(Exercise requirements): Every line of the data must be copied exactly.

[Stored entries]
-- Begin --
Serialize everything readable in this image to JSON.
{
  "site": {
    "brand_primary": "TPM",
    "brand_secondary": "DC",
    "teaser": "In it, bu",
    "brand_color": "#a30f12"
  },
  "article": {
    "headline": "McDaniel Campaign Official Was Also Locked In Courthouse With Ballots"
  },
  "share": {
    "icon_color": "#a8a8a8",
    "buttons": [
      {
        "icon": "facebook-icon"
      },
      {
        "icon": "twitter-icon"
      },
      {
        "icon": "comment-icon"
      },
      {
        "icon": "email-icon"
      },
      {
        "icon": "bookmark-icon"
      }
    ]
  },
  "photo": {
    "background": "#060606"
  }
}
-- End --
(Written response):
Serialize everything readable in this image to JSON.
{
  "site": {
    "brand_primary": "TPM",
    "brand_secondary": "DC",
    "teaser": "In it, bu",
    "brand_color": "#a30f12"
  },
  "article": {
    "headline": "McDaniel Campaign Official Was Also Locked In Courthouse With Ballots"
  },
  "share": {
    "icon_color": "#a8a8a8",
    "buttons": [
      {
        "icon": "facebook-icon"
      },
      {
        "icon": "twitter-icon"
      },
      {
        "icon": "comment-icon"
      },
      {
        "icon": "email-icon"
      },
      {
        "icon": "bookmark-icon"
      }
    ]
  },
  "photo": {
    "background": "#060606"
  }
}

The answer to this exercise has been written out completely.